━━━━━ Records for the exercise ━━━━━

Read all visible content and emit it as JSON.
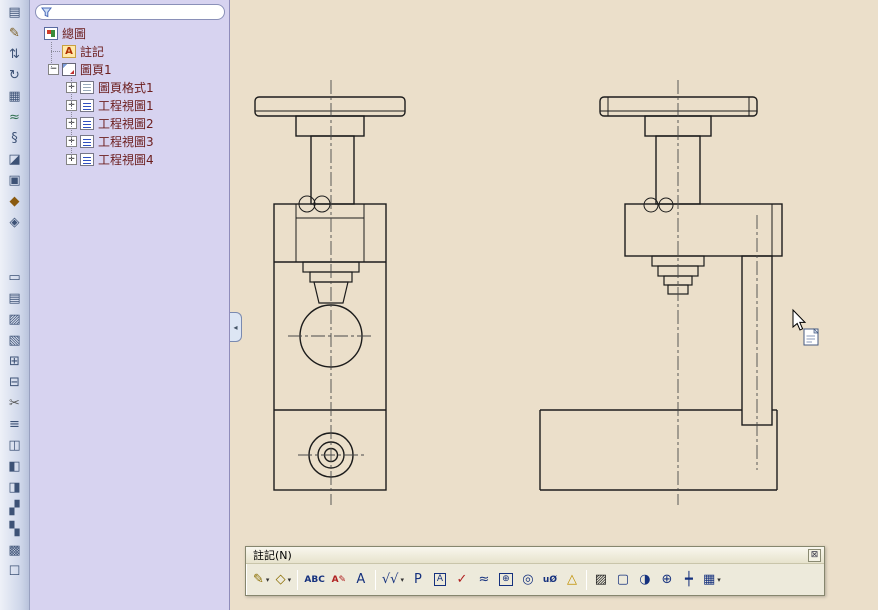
{
  "colors": {
    "canvas_bg": "#ebdfca",
    "tree_bg": "#d7d3f0",
    "float_toolbar_bg": "#edeadb",
    "tree_text": "#6b1d1d",
    "drawing_line": "#1c1c1c",
    "centerline": "#4a4a4a"
  },
  "feature_tree": {
    "filter": {
      "placeholder": "",
      "value": "",
      "icon": "filter-funnel-icon"
    },
    "splitter_glyph": "◂",
    "items": [
      {
        "label": "總圖",
        "level": 0,
        "icon": "drawing-root-icon",
        "expander": ""
      },
      {
        "label": "註記",
        "level": 1,
        "icon": "annotations-folder-icon",
        "expander": ""
      },
      {
        "label": "圖頁1",
        "level": 1,
        "icon": "sheet-icon",
        "expander": "minus"
      },
      {
        "label": "圖頁格式1",
        "level": 2,
        "icon": "sheet-format-icon",
        "expander": "plus"
      },
      {
        "label": "工程視圖1",
        "level": 2,
        "icon": "drawing-view-icon",
        "expander": "plus"
      },
      {
        "label": "工程視圖2",
        "level": 2,
        "icon": "drawing-view-icon",
        "expander": "plus"
      },
      {
        "label": "工程視圖3",
        "level": 2,
        "icon": "drawing-view-icon",
        "expander": "plus"
      },
      {
        "label": "工程視圖4",
        "level": 2,
        "icon": "drawing-view-icon",
        "expander": "plus"
      }
    ]
  },
  "left_toolbar": {
    "top_icons": [
      {
        "name": "sheet-properties-icon",
        "glyph": "▤"
      },
      {
        "name": "edit-annotation-icon",
        "glyph": "✎",
        "color": "#7a5c20"
      },
      {
        "name": "swap-arrows-icon",
        "glyph": "⇅"
      },
      {
        "name": "rotate-view-icon",
        "glyph": "↻"
      },
      {
        "name": "view-grid-icon",
        "glyph": "▦"
      },
      {
        "name": "spline-icon",
        "glyph": "≈",
        "color": "#2e6e4e"
      },
      {
        "name": "section-symbol-icon",
        "glyph": "§"
      },
      {
        "name": "projected-view-icon",
        "glyph": "◪"
      },
      {
        "name": "view-palette-icon",
        "glyph": "▣"
      },
      {
        "name": "diamond-marker-icon",
        "glyph": "◆",
        "color": "#8a5a10"
      },
      {
        "name": "small-diamond-icon",
        "glyph": "◈"
      }
    ],
    "bottom_icons": [
      {
        "name": "frame-tool-icon",
        "glyph": "▭"
      },
      {
        "name": "grid-tool-icon",
        "glyph": "▤"
      },
      {
        "name": "hatch-tool-icon",
        "glyph": "▨"
      },
      {
        "name": "pattern-tool-icon",
        "glyph": "▧"
      },
      {
        "name": "cells-tool-icon",
        "glyph": "⊞"
      },
      {
        "name": "merge-cells-icon",
        "glyph": "⊟"
      },
      {
        "name": "cut-tool-icon",
        "glyph": "✂",
        "color": "#555555"
      },
      {
        "name": "list-tool-icon",
        "glyph": "≡"
      },
      {
        "name": "columns-tool-icon",
        "glyph": "◫"
      },
      {
        "name": "half-fill-left-icon",
        "glyph": "◧"
      },
      {
        "name": "half-fill-right-icon",
        "glyph": "◨"
      },
      {
        "name": "diagonal-fill-icon",
        "glyph": "▞"
      },
      {
        "name": "diagonal-fill-alt-icon",
        "glyph": "▚"
      },
      {
        "name": "dense-fill-icon",
        "glyph": "▩"
      },
      {
        "name": "outline-box-icon",
        "glyph": "☐"
      }
    ]
  },
  "annotation_toolbar": {
    "title": "註記(N)",
    "close_glyph": "⊠",
    "icons": [
      {
        "name": "note-icon",
        "glyph": "✎",
        "color": "#8a6d00",
        "dropdown": true
      },
      {
        "name": "balloon-icon",
        "glyph": "◇",
        "color": "#8a6d00",
        "dropdown": true
      },
      {
        "separator": true
      },
      {
        "name": "spell-checker-icon",
        "glyph": "ABC",
        "color": "#15317e",
        "small": true
      },
      {
        "name": "format-painter-icon",
        "glyph": "A✎",
        "color": "#b02020",
        "small": true
      },
      {
        "name": "note-text-icon",
        "glyph": "A",
        "color": "#15317e"
      },
      {
        "separator": true
      },
      {
        "name": "surface-finish-icon",
        "glyph": "√√",
        "color": "#15317e",
        "dropdown": true
      },
      {
        "name": "weld-symbol-icon",
        "glyph": "P",
        "color": "#15317e"
      },
      {
        "name": "datum-feature-icon",
        "glyph": "A",
        "color": "#15317e",
        "boxed": true
      },
      {
        "name": "check-symbol-icon",
        "glyph": "✓",
        "color": "#b02020"
      },
      {
        "name": "caterpillar-icon",
        "glyph": "≈",
        "color": "#15317e"
      },
      {
        "name": "geometric-tolerance-icon",
        "glyph": "⊕",
        "color": "#15317e",
        "boxed": true
      },
      {
        "name": "datum-target-icon",
        "glyph": "◎",
        "color": "#15317e"
      },
      {
        "name": "hole-callout-icon",
        "glyph": "uØ",
        "color": "#15317e",
        "small": true
      },
      {
        "name": "revision-symbol-icon",
        "glyph": "△",
        "color": "#c09000"
      },
      {
        "separator": true
      },
      {
        "name": "area-hatch-icon",
        "glyph": "▨",
        "color": "#222222"
      },
      {
        "name": "revision-cloud-icon",
        "glyph": "▢",
        "color": "#15317e"
      },
      {
        "name": "dowel-pin-icon",
        "glyph": "◑",
        "color": "#15317e"
      },
      {
        "name": "center-mark-icon",
        "glyph": "⊕",
        "color": "#15317e"
      },
      {
        "name": "centerline-icon",
        "glyph": "┿",
        "color": "#15317e"
      },
      {
        "name": "table-icon",
        "glyph": "▦",
        "color": "#15317e",
        "dropdown": true
      }
    ]
  }
}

━━━━━

(The request):
An exact transcription of all the entries is required, without the pictures.

(Correct answer):
Read all visible content and emit it as JSON.
{
  "colors": {
    "canvas_bg": "#ebdfca",
    "tree_bg": "#d7d3f0",
    "float_toolbar_bg": "#edeadb",
    "tree_text": "#6b1d1d",
    "drawing_line": "#1c1c1c",
    "centerline": "#4a4a4a"
  },
  "feature_tree": {
    "filter": {
      "placeholder": "",
      "value": "",
      "icon": "filter-funnel-icon"
    },
    "splitter_glyph": "◂",
    "items": [
      {
        "label": "總圖",
        "level": 0,
        "icon": "drawing-root-icon",
        "expander": ""
      },
      {
        "label": "註記",
        "level": 1,
        "icon": "annotations-folder-icon",
        "expander": ""
      },
      {
        "label": "圖頁1",
        "level": 1,
        "icon": "sheet-icon",
        "expander": "minus"
      },
      {
        "label": "圖頁格式1",
        "level": 2,
        "icon": "sheet-format-icon",
        "expander": "plus"
      },
      {
        "label": "工程視圖1",
        "level": 2,
        "icon": "drawing-view-icon",
        "expander": "plus"
      },
      {
        "label": "工程視圖2",
        "level": 2,
        "icon": "drawing-view-icon",
        "expander": "plus"
      },
      {
        "label": "工程視圖3",
        "level": 2,
        "icon": "drawing-view-icon",
        "expander": "plus"
      },
      {
        "label": "工程視圖4",
        "level": 2,
        "icon": "drawing-view-icon",
        "expander": "plus"
      }
    ]
  },
  "left_toolbar": {
    "top_icons": [
      {
        "name": "sheet-properties-icon",
        "glyph": "▤"
      },
      {
        "name": "edit-annotation-icon",
        "glyph": "✎",
        "color": "#7a5c20"
      },
      {
        "name": "swap-arrows-icon",
        "glyph": "⇅"
      },
      {
        "name": "rotate-view-icon",
        "glyph": "↻"
      },
      {
        "name": "view-grid-icon",
        "glyph": "▦"
      },
      {
        "name": "spline-icon",
        "glyph": "≈",
        "color": "#2e6e4e"
      },
      {
        "name": "section-symbol-icon",
        "glyph": "§"
      },
      {
        "name": "projected-view-icon",
        "glyph": "◪"
      },
      {
        "name": "view-palette-icon",
        "glyph": "▣"
      },
      {
        "name": "diamond-marker-icon",
        "glyph": "◆",
        "color": "#8a5a10"
      },
      {
        "name": "small-diamond-icon",
        "glyph": "◈"
      }
    ],
    "bottom_icons": [
      {
        "name": "frame-tool-icon",
        "glyph": "▭"
      },
      {
        "name": "grid-tool-icon",
        "glyph": "▤"
      },
      {
        "name": "hatch-tool-icon",
        "glyph": "▨"
      },
      {
        "name": "pattern-tool-icon",
        "glyph": "▧"
      },
      {
        "name": "cells-tool-icon",
        "glyph": "⊞"
      },
      {
        "name": "merge-cells-icon",
        "glyph": "⊟"
      },
      {
        "name": "cut-tool-icon",
        "glyph": "✂",
        "color": "#555555"
      },
      {
        "name": "list-tool-icon",
        "glyph": "≡"
      },
      {
        "name": "columns-tool-icon",
        "glyph": "◫"
      },
      {
        "name": "half-fill-left-icon",
        "glyph": "◧"
      },
      {
        "name": "half-fill-right-icon",
        "glyph": "◨"
      },
      {
        "name": "diagonal-fill-icon",
        "glyph": "▞"
      },
      {
        "name": "diagonal-fill-alt-icon",
        "glyph": "▚"
      },
      {
        "name": "dense-fill-icon",
        "glyph": "▩"
      },
      {
        "name": "outline-box-icon",
        "glyph": "☐"
      }
    ]
  },
  "annotation_toolbar": {
    "title": "註記(N)",
    "close_glyph": "⊠",
    "icons": [
      {
        "name": "note-icon",
        "glyph": "✎",
        "color": "#8a6d00",
        "dropdown": true
      },
      {
        "name": "balloon-icon",
        "glyph": "◇",
        "color": "#8a6d00",
        "dropdown": true
      },
      {
        "separator": true
      },
      {
        "name": "spell-checker-icon",
        "glyph": "ABC",
        "color": "#15317e",
        "small": true
      },
      {
        "name": "format-painter-icon",
        "glyph": "A✎",
        "color": "#b02020",
        "small": true
      },
      {
        "name": "note-text-icon",
        "glyph": "A",
        "color": "#15317e"
      },
      {
        "separator": true
      },
      {
        "name": "surface-finish-icon",
        "glyph": "√√",
        "color": "#15317e",
        "dropdown": true
      },
      {
        "name": "weld-symbol-icon",
        "glyph": "P",
        "color": "#15317e"
      },
      {
        "name": "datum-feature-icon",
        "glyph": "A",
        "color": "#15317e",
        "boxed": true
      },
      {
        "name": "check-symbol-icon",
        "glyph": "✓",
        "color": "#b02020"
      },
      {
        "name": "caterpillar-icon",
        "glyph": "≈",
        "color": "#15317e"
      },
      {
        "name": "geometric-tolerance-icon",
        "glyph": "⊕",
        "color": "#15317e",
        "boxed": true
      },
      {
        "name": "datum-target-icon",
        "glyph": "◎",
        "color": "#15317e"
      },
      {
        "name": "hole-callout-icon",
        "glyph": "uØ",
        "color": "#15317e",
        "small": true
      },
      {
        "name": "revision-symbol-icon",
        "glyph": "△",
        "color": "#c09000"
      },
      {
        "separator": true
      },
      {
        "name": "area-hatch-icon",
        "glyph": "▨",
        "color": "#222222"
      },
      {
        "name": "revision-cloud-icon",
        "glyph": "▢",
        "color": "#15317e"
      },
      {
        "name": "dowel-pin-icon",
        "glyph": "◑",
        "color": "#15317e"
      },
      {
        "name": "center-mark-icon",
        "glyph": "⊕",
        "color": "#15317e"
      },
      {
        "name": "centerline-icon",
        "glyph": "┿",
        "color": "#15317e"
      },
      {
        "name": "table-icon",
        "glyph": "▦",
        "color": "#15317e",
        "dropdown": true
      }
    ]
  }
}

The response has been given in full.